:: Task to complete ::
Without including the pictures, copy out every line below.

......

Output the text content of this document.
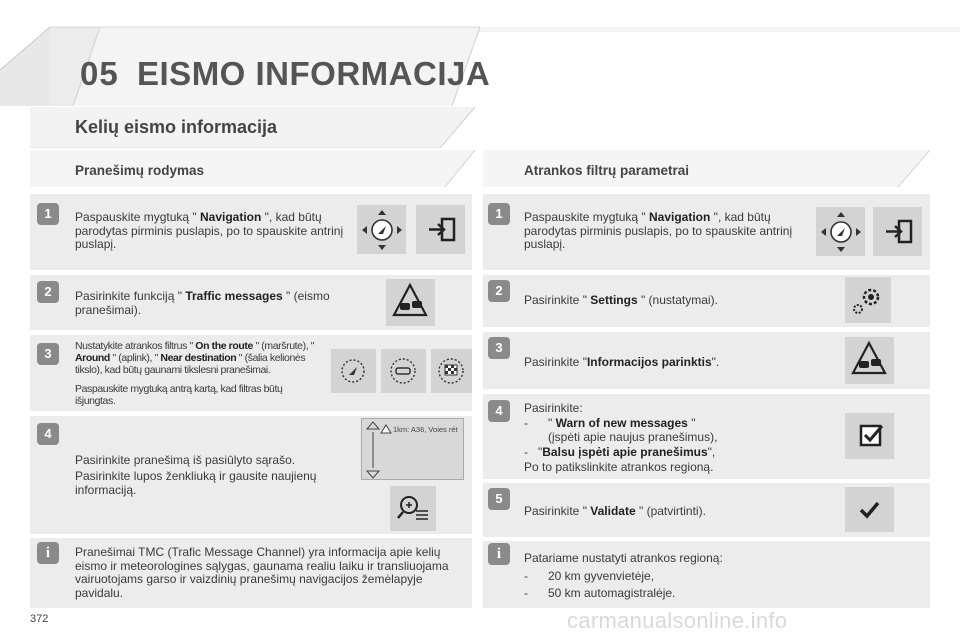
05 EISMO INFORMACIJA
Kelių eismo informacija
Pranešimų rodymas
1	Paspauskite mygtuką " Navigation ", kad būtų parodytas pirminis puslapis, po to spauskite antrinį puslapį.
2	Pasirinkite funkciją " Traffic messages " (eismo pranešimai).
3	Nustatykite atrankos filtrus " On the route " (maršrute), " Around " (aplink), " Near destination " (šalia kelionės tikslo), kad būtų gaunami tikslesni pranešimai.
Paspauskite mygtuką antrą kartą, kad filtras būtų išjungtas.
4
Pasirinkite pranešimą iš pasiūlyto sąrašo.
Pasirinkite lupos ženkliuką ir gausite naujienų informaciją.
1km: A36, Voies rét
i	Pranešimai TMC (Trafic Message Channel) yra informacija apie kelių eismo ir meteorologines sąlygas, gaunama realiu laiku ir transliuojama vairuotojams garso ir vaizdinių pranešimų navigacijos žemėlapyje pavidalu.
Atrankos filtrų parametrai
1	Paspauskite mygtuką " Navigation ", kad būtų parodytas pirminis puslapis, po to spauskite antrinį puslapį.
2
Pasirinkite " Settings " (nustatymai).
3
Pasirinkite "Informacijos parinktis".
4	Pasirinkite:
- " Warn of new messages "
(įspėti apie naujus pranešimus),
- "Balsu įspėti apie pranešimus",
Po to patikslinkite atrankos regioną.
5
Pasirinkite " Validate " (patvirtinti).
i	Patariame nustatyti atrankos regioną:
- 20 km gyvenvietėje,
- 50 km automagistralėje.
372	carmanualsonline.info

......

:: Full solution ::
Output the text content of this document.
05 EISMO INFORMACIJA
Kelių eismo informacija
Pranešimų rodymas
1	Paspauskite mygtuką " Navigation ", kad būtų parodytas pirminis puslapis, po to spauskite antrinį puslapį.
2	Pasirinkite funkciją " Traffic messages " (eismo pranešimai).
3	Nustatykite atrankos filtrus " On the route " (maršrute), " Around " (aplink), " Near destination " (šalia kelionės tikslo), kad būtų gaunami tikslesni pranešimai.
Paspauskite mygtuką antrą kartą, kad filtras būtų išjungtas.
4
Pasirinkite pranešimą iš pasiūlyto sąrašo.
Pasirinkite lupos ženkliuką ir gausite naujienų informaciją.
1km: A36, Voies rét
i	Pranešimai TMC (Trafic Message Channel) yra informacija apie kelių eismo ir meteorologines sąlygas, gaunama realiu laiku ir transliuojama vairuotojams garso ir vaizdinių pranešimų navigacijos žemėlapyje pavidalu.
Atrankos filtrų parametrai
1	Paspauskite mygtuką " Navigation ", kad būtų parodytas pirminis puslapis, po to spauskite antrinį puslapį.
2
Pasirinkite " Settings " (nustatymai).
3
Pasirinkite "Informacijos parinktis".
4	Pasirinkite:
- " Warn of new messages "
(įspėti apie naujus pranešimus),
- "Balsu įspėti apie pranešimus",
Po to patikslinkite atrankos regioną.
5
Pasirinkite " Validate " (patvirtinti).
i	Patariame nustatyti atrankos regioną:
- 20 km gyvenvietėje,
- 50 km automagistralėje.
372	carmanualsonline.info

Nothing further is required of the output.